GIVEN EXERCISE: Go through the listing and return every line with "Motor" in it.

INFORMATION PROVIDED:

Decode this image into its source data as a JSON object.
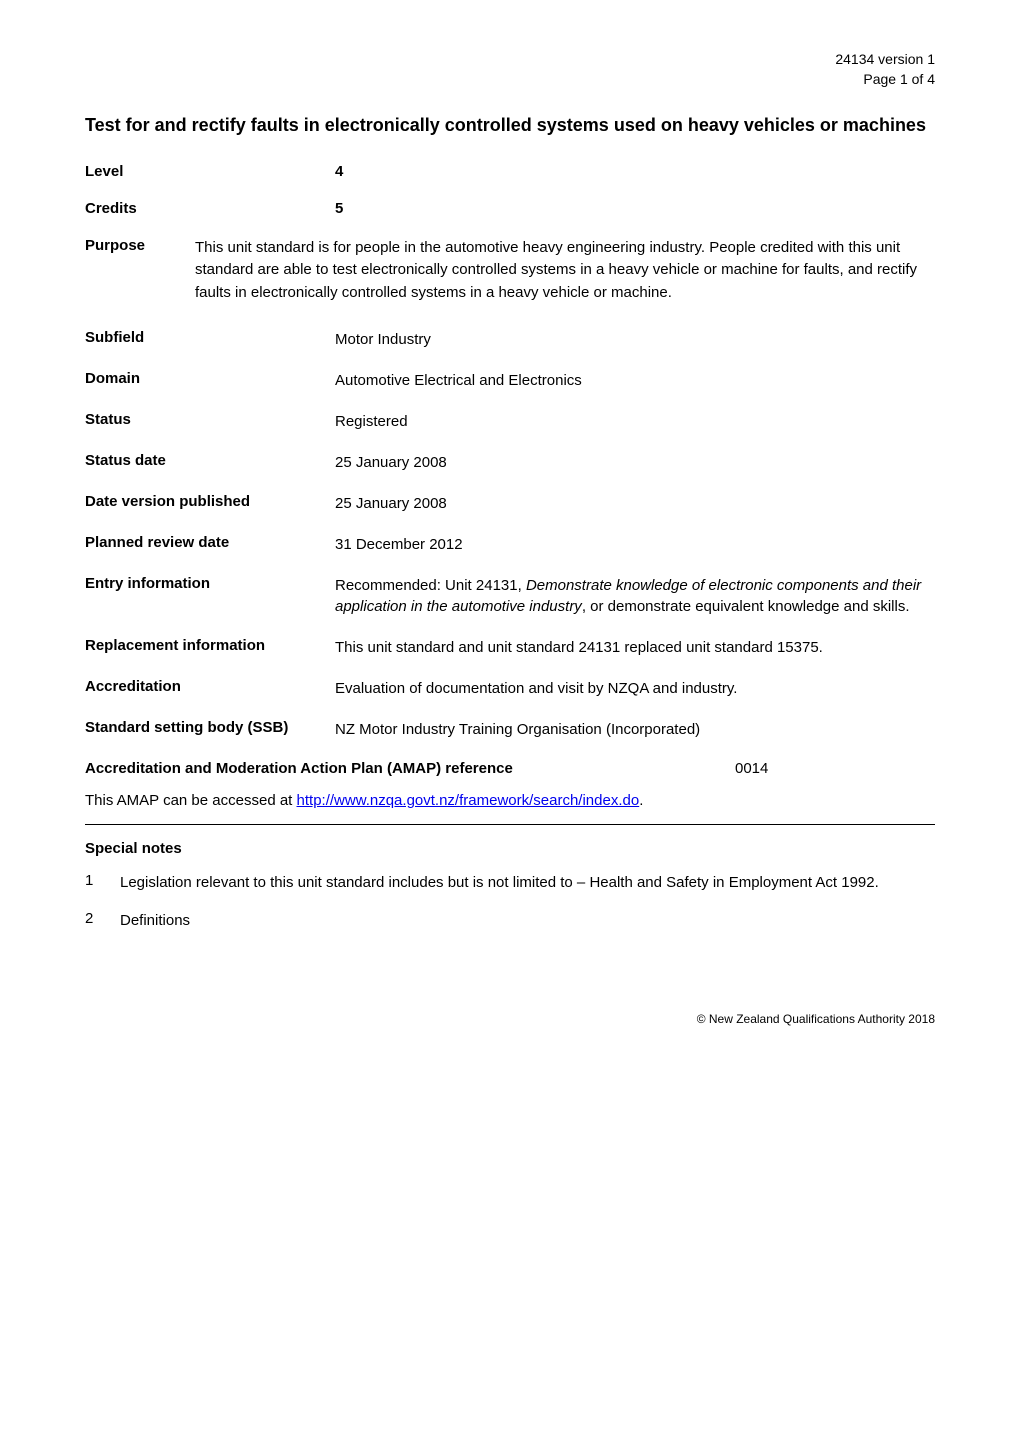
{
  "header": {
    "doc_id": "24134 version 1",
    "page_info": "Page 1 of 4"
  },
  "title": "Test for and rectify faults in electronically controlled systems used on heavy vehicles or machines",
  "level": {
    "label": "Level",
    "value": "4"
  },
  "credits": {
    "label": "Credits",
    "value": "5"
  },
  "purpose": {
    "label": "Purpose",
    "value": "This unit standard is for people in the automotive heavy engineering industry. People credited with this unit standard are able to test electronically controlled systems in a heavy vehicle or machine for faults, and rectify faults in electronically controlled systems in a heavy vehicle or machine."
  },
  "subfield": {
    "label": "Subfield",
    "value": "Motor Industry"
  },
  "domain": {
    "label": "Domain",
    "value": "Automotive Electrical and Electronics"
  },
  "status": {
    "label": "Status",
    "value": "Registered"
  },
  "status_date": {
    "label": "Status date",
    "value": "25 January 2008"
  },
  "date_published": {
    "label": "Date version published",
    "value": "25 January 2008"
  },
  "planned_review": {
    "label": "Planned review date",
    "value": "31 December 2012"
  },
  "entry_info": {
    "label": "Entry information",
    "value_prefix": "Recommended: Unit 24131, ",
    "value_italic": "Demonstrate knowledge of electronic components and their application in the automotive industry",
    "value_suffix": ", or demonstrate equivalent knowledge and skills."
  },
  "replacement": {
    "label": "Replacement information",
    "value": "This unit standard and unit standard 24131 replaced unit standard 15375."
  },
  "accreditation": {
    "label": "Accreditation",
    "value": "Evaluation of documentation and visit by NZQA and industry."
  },
  "ssb": {
    "label": "Standard setting body (SSB)",
    "value": "NZ Motor Industry Training Organisation (Incorporated)"
  },
  "amap": {
    "label": "Accreditation and Moderation Action Plan (AMAP) reference",
    "value": "0014",
    "text_prefix": "This AMAP can be accessed at ",
    "link_text": "http://www.nzqa.govt.nz/framework/search/index.do",
    "text_suffix": "."
  },
  "special_notes": {
    "heading": "Special notes",
    "items": [
      {
        "num": "1",
        "text": "Legislation relevant to this unit standard includes but is not limited to – Health and Safety in Employment Act 1992."
      },
      {
        "num": "2",
        "text": "Definitions"
      }
    ]
  },
  "footer": {
    "copyright": "©  New Zealand Qualifications Authority 2018"
  }
}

PROBLEM SOLUTION:
    "value": "Motor Industry"
    "value": "NZ Motor Industry Training Organisation (Incorporated)"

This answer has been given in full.